Instructions for the task - Return every record below exactly as written, omitting any pictures.

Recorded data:
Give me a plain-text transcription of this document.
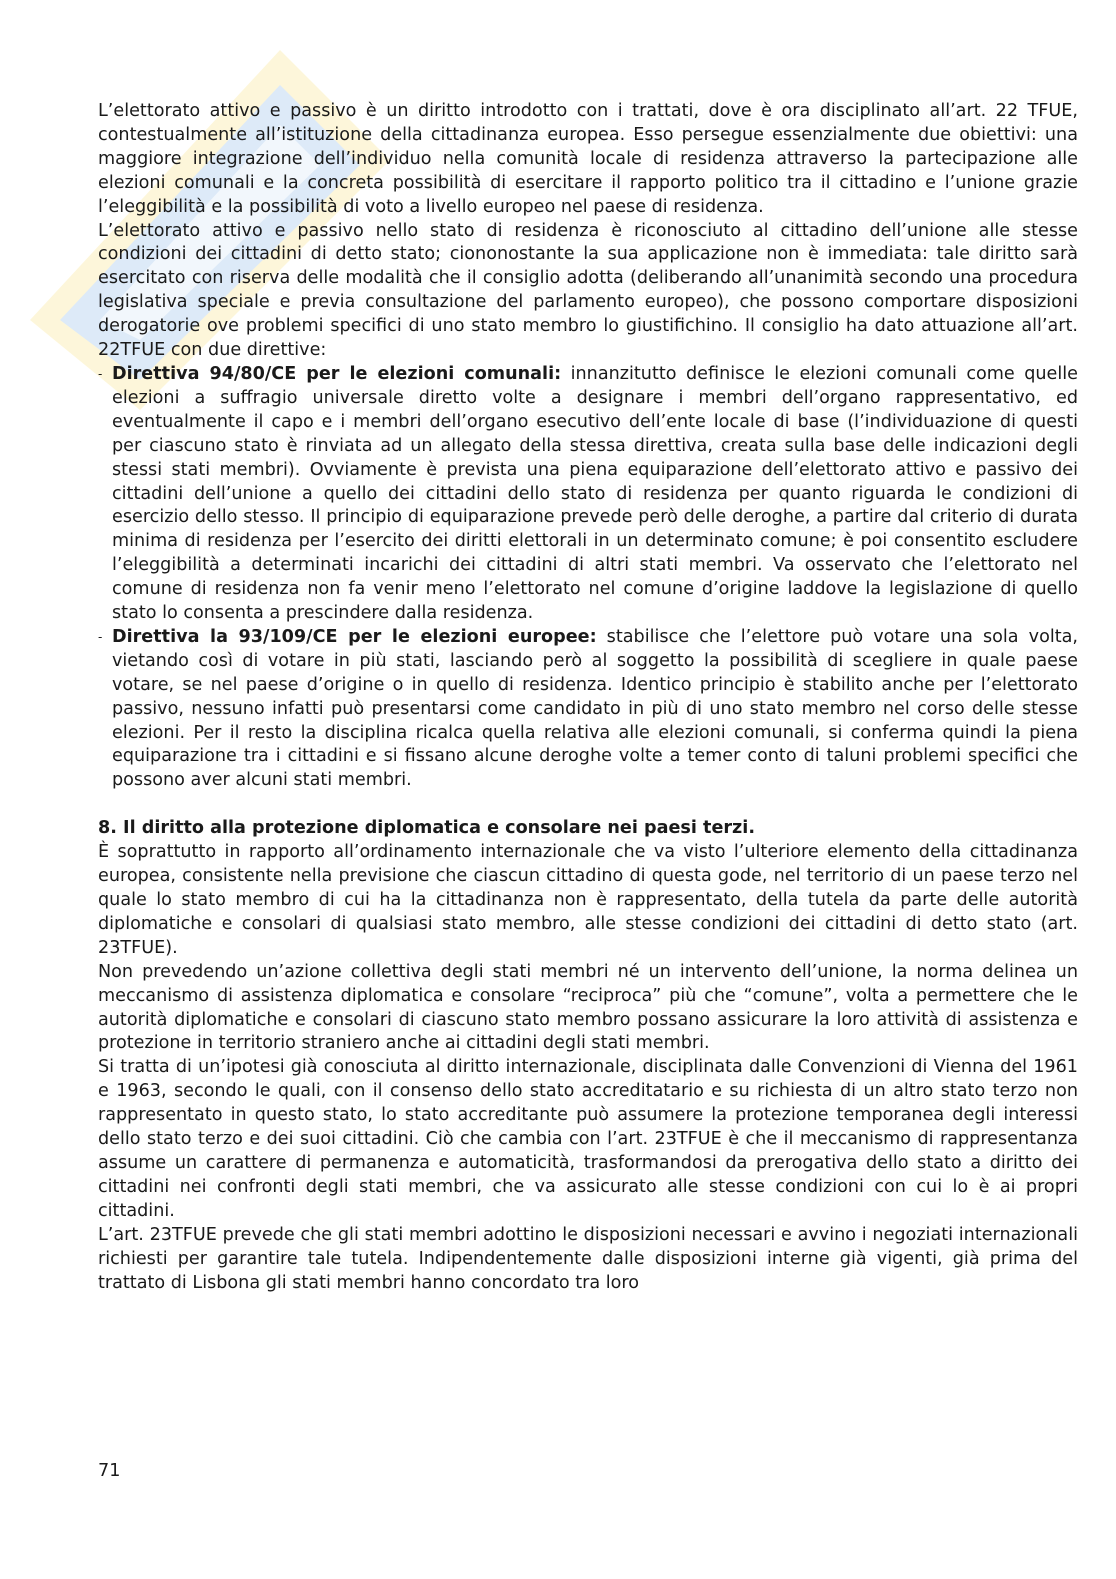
L’elettorato attivo e passivo è un diritto introdotto con i trattati, dove è ora disciplinato all’art. 22 TFUE, contestualmente all’istituzione della cittadinanza europea. Esso persegue essenzialmente due obiettivi: una maggiore integrazione dell’individuo nella comunità locale di residenza attraverso la partecipazione alle elezioni comunali e la concreta possibilità di esercitare il rapporto politico tra il cittadino e l’unione grazie l’eleggibilità e la possibilità di voto a livello europeo nel paese di residenza.

L’elettorato attivo e passivo nello stato di residenza è riconosciuto al cittadino dell’unione alle stesse condizioni dei cittadini di detto stato; ciononostante la sua applicazione non è immediata: tale diritto sarà esercitato con riserva delle modalità che il consiglio adotta (deliberando all’unanimità secondo una procedura legislativa speciale e previa consultazione del parlamento europeo), che possono comportare disposizioni derogatorie ove problemi specifici di uno stato membro lo giustifichino. Il consiglio ha dato attuazione all’art. 22TFUE con due direttive:

- Direttiva 94/80/CE per le elezioni comunali: innanzitutto definisce le elezioni comunali come quelle elezioni a suffragio universale diretto volte a designare i membri dell’organo rappresentativo, ed eventualmente il capo e i membri dell’organo esecutivo dell’ente locale di base (l’individuazione di questi per ciascuno stato è rinviata ad un allegato della stessa direttiva, creata sulla base delle indicazioni degli stessi stati membri). Ovviamente è prevista una piena equiparazione dell’elettorato attivo e passivo dei cittadini dell’unione a quello dei cittadini dello stato di residenza per quanto riguarda le condizioni di esercizio dello stesso. Il principio di equiparazione prevede però delle deroghe, a partire dal criterio di durata minima di residenza per l’esercito dei diritti elettorali in un determinato comune; è poi consentito escludere l’eleggibilità a determinati incarichi dei cittadini di altri stati membri. Va osservato che l’elettorato nel comune di residenza non fa venir meno l’elettorato nel comune d’origine laddove la legislazione di quello stato lo consenta a prescindere dalla residenza.
- Direttiva la 93/109/CE per le elezioni europee: stabilisce che l’elettore può votare una sola volta, vietando così di votare in più stati, lasciando però al soggetto la possibilità di scegliere in quale paese votare, se nel paese d’origine o in quello di residenza. Identico principio è stabilito anche per l’elettorato passivo, nessuno infatti può presentarsi come candidato in più di uno stato membro nel corso delle stesse elezioni. Per il resto la disciplina ricalca quella relativa alle elezioni comunali, si conferma quindi la piena equiparazione tra i cittadini e si fissano alcune deroghe volte a temer conto di taluni problemi specifici che possono aver alcuni stati membri.

8. Il diritto alla protezione diplomatica e consolare nei paesi terzi.

È soprattutto in rapporto all’ordinamento internazionale che va visto l’ulteriore elemento della cittadinanza europea, consistente nella previsione che ciascun cittadino di questa gode, nel territorio di un paese terzo nel quale lo stato membro di cui ha la cittadinanza non è rappresentato, della tutela da parte delle autorità diplomatiche e consolari di qualsiasi stato membro, alle stesse condizioni dei cittadini di detto stato (art. 23TFUE).

Non prevedendo un’azione collettiva degli stati membri né un intervento dell’unione, la norma delinea un meccanismo di assistenza diplomatica e consolare “reciproca” più che “comune”, volta a permettere che le autorità diplomatiche e consolari di ciascuno stato membro possano assicurare la loro attività di assistenza e protezione in territorio straniero anche ai cittadini degli stati membri.

Si tratta di un’ipotesi già conosciuta al diritto internazionale, disciplinata dalle Convenzioni di Vienna del 1961 e 1963, secondo le quali, con il consenso dello stato accreditatario e su richiesta di un altro stato terzo non rappresentato in questo stato, lo stato accreditante può assumere la protezione temporanea degli interessi dello stato terzo e dei suoi cittadini. Ciò che cambia con l’art. 23TFUE è che il meccanismo di rappresentanza assume un carattere di permanenza e automaticità, trasformandosi da prerogativa dello stato a diritto dei cittadini nei confronti degli stati membri, che va assicurato alle stesse condizioni con cui lo è ai propri cittadini.

L’art. 23TFUE prevede che gli stati membri adottino le disposizioni necessari e avvino i negoziati internazionali richiesti per garantire tale tutela. Indipendentemente dalle disposizioni interne già vigenti, già prima del trattato di Lisbona gli stati membri hanno concordato tra loro

71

Final result -
Give me a plain-text transcription of this document.
L’elettorato attivo e passivo è un diritto introdotto con i trattati, dove è ora disciplinato all’art. 22 TFUE, contestualmente all’istituzione della cittadinanza europea. Esso persegue essenzialmente due obiettivi: una maggiore integrazione dell’individuo nella comunità locale di residenza attraverso la partecipazione alle elezioni comunali e la concreta possibilità di esercitare il rapporto politico tra il cittadino e l’unione grazie l’eleggibilità e la possibilità di voto a livello europeo nel paese di residenza.

L’elettorato attivo e passivo nello stato di residenza è riconosciuto al cittadino dell’unione alle stesse condizioni dei cittadini di detto stato; ciononostante la sua applicazione non è immediata: tale diritto sarà esercitato con riserva delle modalità che il consiglio adotta (deliberando all’unanimità secondo una procedura legislativa speciale e previa consultazione del parlamento europeo), che possono comportare disposizioni derogatorie ove problemi specifici di uno stato membro lo giustifichino. Il consiglio ha dato attuazione all’art. 22TFUE con due direttive:

- Direttiva 94/80/CE per le elezioni comunali: innanzitutto definisce le elezioni comunali come quelle elezioni a suffragio universale diretto volte a designare i membri dell’organo rappresentativo, ed eventualmente il capo e i membri dell’organo esecutivo dell’ente locale di base (l’individuazione di questi per ciascuno stato è rinviata ad un allegato della stessa direttiva, creata sulla base delle indicazioni degli stessi stati membri). Ovviamente è prevista una piena equiparazione dell’elettorato attivo e passivo dei cittadini dell’unione a quello dei cittadini dello stato di residenza per quanto riguarda le condizioni di esercizio dello stesso. Il principio di equiparazione prevede però delle deroghe, a partire dal criterio di durata minima di residenza per l’esercito dei diritti elettorali in un determinato comune; è poi consentito escludere l’eleggibilità a determinati incarichi dei cittadini di altri stati membri. Va osservato che l’elettorato nel comune di residenza non fa venir meno l’elettorato nel comune d’origine laddove la legislazione di quello stato lo consenta a prescindere dalla residenza.
- Direttiva la 93/109/CE per le elezioni europee: stabilisce che l’elettore può votare una sola volta, vietando così di votare in più stati, lasciando però al soggetto la possibilità di scegliere in quale paese votare, se nel paese d’origine o in quello di residenza. Identico principio è stabilito anche per l’elettorato passivo, nessuno infatti può presentarsi come candidato in più di uno stato membro nel corso delle stesse elezioni. Per il resto la disciplina ricalca quella relativa alle elezioni comunali, si conferma quindi la piena equiparazione tra i cittadini e si fissano alcune deroghe volte a temer conto di taluni problemi specifici che possono aver alcuni stati membri.

8. Il diritto alla protezione diplomatica e consolare nei paesi terzi.

È soprattutto in rapporto all’ordinamento internazionale che va visto l’ulteriore elemento della cittadinanza europea, consistente nella previsione che ciascun cittadino di questa gode, nel territorio di un paese terzo nel quale lo stato membro di cui ha la cittadinanza non è rappresentato, della tutela da parte delle autorità diplomatiche e consolari di qualsiasi stato membro, alle stesse condizioni dei cittadini di detto stato (art. 23TFUE).

Non prevedendo un’azione collettiva degli stati membri né un intervento dell’unione, la norma delinea un meccanismo di assistenza diplomatica e consolare “reciproca” più che “comune”, volta a permettere che le autorità diplomatiche e consolari di ciascuno stato membro possano assicurare la loro attività di assistenza e protezione in territorio straniero anche ai cittadini degli stati membri.

Si tratta di un’ipotesi già conosciuta al diritto internazionale, disciplinata dalle Convenzioni di Vienna del 1961 e 1963, secondo le quali, con il consenso dello stato accreditatario e su richiesta di un altro stato terzo non rappresentato in questo stato, lo stato accreditante può assumere la protezione temporanea degli interessi dello stato terzo e dei suoi cittadini. Ciò che cambia con l’art. 23TFUE è che il meccanismo di rappresentanza assume un carattere di permanenza e automaticità, trasformandosi da prerogativa dello stato a diritto dei cittadini nei confronti degli stati membri, che va assicurato alle stesse condizioni con cui lo è ai propri cittadini.

L’art. 23TFUE prevede che gli stati membri adottino le disposizioni necessari e avvino i negoziati internazionali richiesti per garantire tale tutela. Indipendentemente dalle disposizioni interne già vigenti, già prima del trattato di Lisbona gli stati membri hanno concordato tra loro

71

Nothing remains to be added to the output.